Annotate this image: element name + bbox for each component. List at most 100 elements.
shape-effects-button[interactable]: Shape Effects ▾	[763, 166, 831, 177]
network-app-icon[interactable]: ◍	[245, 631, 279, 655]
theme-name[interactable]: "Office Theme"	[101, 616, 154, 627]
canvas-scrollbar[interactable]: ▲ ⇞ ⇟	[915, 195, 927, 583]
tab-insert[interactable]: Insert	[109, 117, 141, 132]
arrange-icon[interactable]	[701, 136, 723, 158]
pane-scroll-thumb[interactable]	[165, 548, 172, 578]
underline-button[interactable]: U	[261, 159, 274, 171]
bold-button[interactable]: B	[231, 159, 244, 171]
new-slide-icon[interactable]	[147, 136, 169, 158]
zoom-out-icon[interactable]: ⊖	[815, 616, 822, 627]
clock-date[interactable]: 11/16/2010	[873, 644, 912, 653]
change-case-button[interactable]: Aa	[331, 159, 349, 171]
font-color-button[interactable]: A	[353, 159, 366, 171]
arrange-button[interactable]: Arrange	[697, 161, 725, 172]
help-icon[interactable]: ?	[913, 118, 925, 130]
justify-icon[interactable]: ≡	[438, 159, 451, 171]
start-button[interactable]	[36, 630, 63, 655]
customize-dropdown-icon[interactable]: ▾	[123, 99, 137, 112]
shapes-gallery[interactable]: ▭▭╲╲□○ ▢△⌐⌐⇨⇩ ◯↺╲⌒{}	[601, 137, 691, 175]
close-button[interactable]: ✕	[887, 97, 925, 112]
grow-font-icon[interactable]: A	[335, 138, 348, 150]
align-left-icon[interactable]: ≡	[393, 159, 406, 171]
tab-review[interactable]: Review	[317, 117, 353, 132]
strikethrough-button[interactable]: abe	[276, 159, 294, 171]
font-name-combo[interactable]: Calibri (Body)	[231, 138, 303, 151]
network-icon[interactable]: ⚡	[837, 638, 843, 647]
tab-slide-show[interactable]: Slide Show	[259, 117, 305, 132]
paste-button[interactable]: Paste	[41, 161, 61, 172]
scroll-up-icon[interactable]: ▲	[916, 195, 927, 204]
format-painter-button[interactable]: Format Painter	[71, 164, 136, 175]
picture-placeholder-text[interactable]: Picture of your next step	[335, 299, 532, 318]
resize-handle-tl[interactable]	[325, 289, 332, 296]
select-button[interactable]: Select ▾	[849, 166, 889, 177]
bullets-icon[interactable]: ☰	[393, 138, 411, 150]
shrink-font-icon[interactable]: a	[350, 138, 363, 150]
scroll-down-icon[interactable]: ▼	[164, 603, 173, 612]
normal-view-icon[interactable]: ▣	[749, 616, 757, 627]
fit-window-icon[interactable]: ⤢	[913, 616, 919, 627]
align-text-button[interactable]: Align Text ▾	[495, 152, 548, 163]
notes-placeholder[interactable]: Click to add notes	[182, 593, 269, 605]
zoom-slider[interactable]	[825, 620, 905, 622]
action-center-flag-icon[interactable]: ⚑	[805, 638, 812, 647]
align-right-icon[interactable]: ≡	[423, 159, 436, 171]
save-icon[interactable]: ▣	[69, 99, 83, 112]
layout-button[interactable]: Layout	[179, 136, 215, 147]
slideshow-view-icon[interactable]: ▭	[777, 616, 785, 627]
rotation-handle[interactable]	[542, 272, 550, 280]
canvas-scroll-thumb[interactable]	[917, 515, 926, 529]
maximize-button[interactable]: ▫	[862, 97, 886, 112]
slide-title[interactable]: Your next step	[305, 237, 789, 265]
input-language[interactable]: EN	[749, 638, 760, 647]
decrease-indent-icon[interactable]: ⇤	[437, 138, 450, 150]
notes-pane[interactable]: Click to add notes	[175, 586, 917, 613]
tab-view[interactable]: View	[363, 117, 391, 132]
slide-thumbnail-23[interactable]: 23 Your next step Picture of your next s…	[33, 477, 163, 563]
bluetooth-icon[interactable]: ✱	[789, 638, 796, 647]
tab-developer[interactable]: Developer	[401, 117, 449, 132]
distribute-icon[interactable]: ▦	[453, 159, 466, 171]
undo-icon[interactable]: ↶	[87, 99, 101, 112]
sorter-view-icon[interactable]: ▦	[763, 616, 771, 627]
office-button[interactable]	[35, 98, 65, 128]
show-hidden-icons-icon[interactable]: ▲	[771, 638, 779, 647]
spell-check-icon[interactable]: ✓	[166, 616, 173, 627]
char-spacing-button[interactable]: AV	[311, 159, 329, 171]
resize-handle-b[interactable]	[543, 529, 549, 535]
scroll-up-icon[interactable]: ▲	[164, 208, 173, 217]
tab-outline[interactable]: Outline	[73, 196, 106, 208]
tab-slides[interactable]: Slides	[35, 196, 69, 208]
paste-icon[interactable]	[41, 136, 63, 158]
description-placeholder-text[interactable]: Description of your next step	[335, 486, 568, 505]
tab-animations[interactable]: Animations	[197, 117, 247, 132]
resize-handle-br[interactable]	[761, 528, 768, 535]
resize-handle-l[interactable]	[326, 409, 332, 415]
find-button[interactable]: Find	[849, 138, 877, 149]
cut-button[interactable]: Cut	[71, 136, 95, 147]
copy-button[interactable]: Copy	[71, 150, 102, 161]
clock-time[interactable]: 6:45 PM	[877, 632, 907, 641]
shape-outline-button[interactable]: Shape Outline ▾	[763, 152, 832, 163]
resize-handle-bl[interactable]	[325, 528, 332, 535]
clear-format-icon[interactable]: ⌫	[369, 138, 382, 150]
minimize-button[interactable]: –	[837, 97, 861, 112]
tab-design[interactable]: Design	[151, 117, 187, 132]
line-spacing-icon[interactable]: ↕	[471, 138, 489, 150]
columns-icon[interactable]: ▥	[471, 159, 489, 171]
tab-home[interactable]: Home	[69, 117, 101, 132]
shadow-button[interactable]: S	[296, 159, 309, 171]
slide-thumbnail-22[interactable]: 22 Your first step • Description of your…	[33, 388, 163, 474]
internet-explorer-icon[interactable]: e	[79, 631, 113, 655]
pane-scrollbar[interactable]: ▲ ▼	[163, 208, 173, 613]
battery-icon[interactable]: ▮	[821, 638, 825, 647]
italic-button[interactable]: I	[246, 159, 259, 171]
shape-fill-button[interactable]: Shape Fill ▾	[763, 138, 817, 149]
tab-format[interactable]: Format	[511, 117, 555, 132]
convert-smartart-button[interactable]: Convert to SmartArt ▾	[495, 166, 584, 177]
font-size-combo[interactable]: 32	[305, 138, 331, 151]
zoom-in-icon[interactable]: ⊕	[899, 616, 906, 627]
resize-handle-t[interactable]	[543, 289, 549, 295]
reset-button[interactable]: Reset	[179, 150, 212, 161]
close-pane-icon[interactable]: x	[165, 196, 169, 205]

------------

## TO DO
Copy the material above line for line, with no changes.

## ANSWER FOR THE TASK
Annotate this image: element name + bbox for each component. List at most 100 elements.
shape-effects-button[interactable]: Shape Effects ▾	[763, 166, 831, 177]
network-app-icon[interactable]: ◍	[245, 631, 279, 655]
theme-name[interactable]: "Office Theme"	[101, 616, 154, 627]
canvas-scrollbar[interactable]: ▲ ⇞ ⇟	[915, 195, 927, 583]
tab-insert[interactable]: Insert	[109, 117, 141, 132]
arrange-icon[interactable]	[701, 136, 723, 158]
pane-scroll-thumb[interactable]	[165, 548, 172, 578]
underline-button[interactable]: U	[261, 159, 274, 171]
bold-button[interactable]: B	[231, 159, 244, 171]
new-slide-icon[interactable]	[147, 136, 169, 158]
zoom-out-icon[interactable]: ⊖	[815, 616, 822, 627]
clock-date[interactable]: 11/16/2010	[873, 644, 912, 653]
change-case-button[interactable]: Aa	[331, 159, 349, 171]
font-color-button[interactable]: A	[353, 159, 366, 171]
arrange-button[interactable]: Arrange	[697, 161, 725, 172]
help-icon[interactable]: ?	[913, 118, 925, 130]
justify-icon[interactable]: ≡	[438, 159, 451, 171]
start-button[interactable]	[36, 630, 63, 655]
customize-dropdown-icon[interactable]: ▾	[123, 99, 137, 112]
shapes-gallery[interactable]: ▭▭╲╲□○ ▢△⌐⌐⇨⇩ ◯↺╲⌒{}	[601, 137, 691, 175]
close-button[interactable]: ✕	[887, 97, 925, 112]
grow-font-icon[interactable]: A	[335, 138, 348, 150]
align-left-icon[interactable]: ≡	[393, 159, 406, 171]
tab-review[interactable]: Review	[317, 117, 353, 132]
strikethrough-button[interactable]: abe	[276, 159, 294, 171]
font-name-combo[interactable]: Calibri (Body)	[231, 138, 303, 151]
network-icon[interactable]: ⚡	[837, 638, 843, 647]
tab-slide-show[interactable]: Slide Show	[259, 117, 305, 132]
paste-button[interactable]: Paste	[41, 161, 61, 172]
scroll-up-icon[interactable]: ▲	[916, 195, 927, 204]
format-painter-button[interactable]: Format Painter	[71, 164, 136, 175]
picture-placeholder-text[interactable]: Picture of your next step	[335, 299, 532, 318]
resize-handle-tl[interactable]	[325, 289, 332, 296]
select-button[interactable]: Select ▾	[849, 166, 889, 177]
bullets-icon[interactable]: ☰	[393, 138, 411, 150]
shrink-font-icon[interactable]: a	[350, 138, 363, 150]
scroll-down-icon[interactable]: ▼	[164, 603, 173, 612]
normal-view-icon[interactable]: ▣	[749, 616, 757, 627]
fit-window-icon[interactable]: ⤢	[913, 616, 919, 627]
align-text-button[interactable]: Align Text ▾	[495, 152, 548, 163]
notes-placeholder[interactable]: Click to add notes	[182, 593, 269, 605]
zoom-slider[interactable]	[825, 620, 905, 622]
action-center-flag-icon[interactable]: ⚑	[805, 638, 812, 647]
align-right-icon[interactable]: ≡	[423, 159, 436, 171]
save-icon[interactable]: ▣	[69, 99, 83, 112]
layout-button[interactable]: Layout	[179, 136, 215, 147]
slideshow-view-icon[interactable]: ▭	[777, 616, 785, 627]
rotation-handle[interactable]	[542, 272, 550, 280]
canvas-scroll-thumb[interactable]	[917, 515, 926, 529]
maximize-button[interactable]: ▫	[862, 97, 886, 112]
slide-title[interactable]: Your next step	[305, 237, 789, 265]
input-language[interactable]: EN	[749, 638, 760, 647]
decrease-indent-icon[interactable]: ⇤	[437, 138, 450, 150]
notes-pane[interactable]: Click to add notes	[175, 586, 917, 613]
tab-view[interactable]: View	[363, 117, 391, 132]
slide-thumbnail-23[interactable]: 23 Your next step Picture of your next s…	[33, 477, 163, 563]
bluetooth-icon[interactable]: ✱	[789, 638, 796, 647]
tab-developer[interactable]: Developer	[401, 117, 449, 132]
distribute-icon[interactable]: ▦	[453, 159, 466, 171]
undo-icon[interactable]: ↶	[87, 99, 101, 112]
sorter-view-icon[interactable]: ▦	[763, 616, 771, 627]
office-button[interactable]	[35, 98, 65, 128]
show-hidden-icons-icon[interactable]: ▲	[771, 638, 779, 647]
spell-check-icon[interactable]: ✓	[166, 616, 173, 627]
char-spacing-button[interactable]: AV	[311, 159, 329, 171]
resize-handle-b[interactable]	[543, 529, 549, 535]
scroll-up-icon[interactable]: ▲	[164, 208, 173, 217]
tab-outline[interactable]: Outline	[73, 196, 106, 208]
tab-slides[interactable]: Slides	[35, 196, 69, 208]
paste-icon[interactable]	[41, 136, 63, 158]
description-placeholder-text[interactable]: Description of your next step	[335, 486, 568, 505]
tab-animations[interactable]: Animations	[197, 117, 247, 132]
resize-handle-br[interactable]	[761, 528, 768, 535]
resize-handle-l[interactable]	[326, 409, 332, 415]
find-button[interactable]: Find	[849, 138, 877, 149]
cut-button[interactable]: Cut	[71, 136, 95, 147]
copy-button[interactable]: Copy	[71, 150, 102, 161]
clock-time[interactable]: 6:45 PM	[877, 632, 907, 641]
shape-outline-button[interactable]: Shape Outline ▾	[763, 152, 832, 163]
resize-handle-bl[interactable]	[325, 528, 332, 535]
clear-format-icon[interactable]: ⌫	[369, 138, 382, 150]
minimize-button[interactable]: –	[837, 97, 861, 112]
tab-design[interactable]: Design	[151, 117, 187, 132]
line-spacing-icon[interactable]: ↕	[471, 138, 489, 150]
columns-icon[interactable]: ▥	[471, 159, 489, 171]
tab-home[interactable]: Home	[69, 117, 101, 132]
shadow-button[interactable]: S	[296, 159, 309, 171]
slide-thumbnail-22[interactable]: 22 Your first step • Description of your…	[33, 388, 163, 474]
internet-explorer-icon[interactable]: e	[79, 631, 113, 655]
pane-scrollbar[interactable]: ▲ ▼	[163, 208, 173, 613]
battery-icon[interactable]: ▮	[821, 638, 825, 647]
italic-button[interactable]: I	[246, 159, 259, 171]
shape-fill-button[interactable]: Shape Fill ▾	[763, 138, 817, 149]
tab-format[interactable]: Format	[511, 117, 555, 132]
convert-smartart-button[interactable]: Convert to SmartArt ▾	[495, 166, 584, 177]
font-size-combo[interactable]: 32	[305, 138, 331, 151]
zoom-in-icon[interactable]: ⊕	[899, 616, 906, 627]
resize-handle-t[interactable]	[543, 289, 549, 295]
reset-button[interactable]: Reset	[179, 150, 212, 161]
close-pane-icon[interactable]: x	[165, 196, 169, 205]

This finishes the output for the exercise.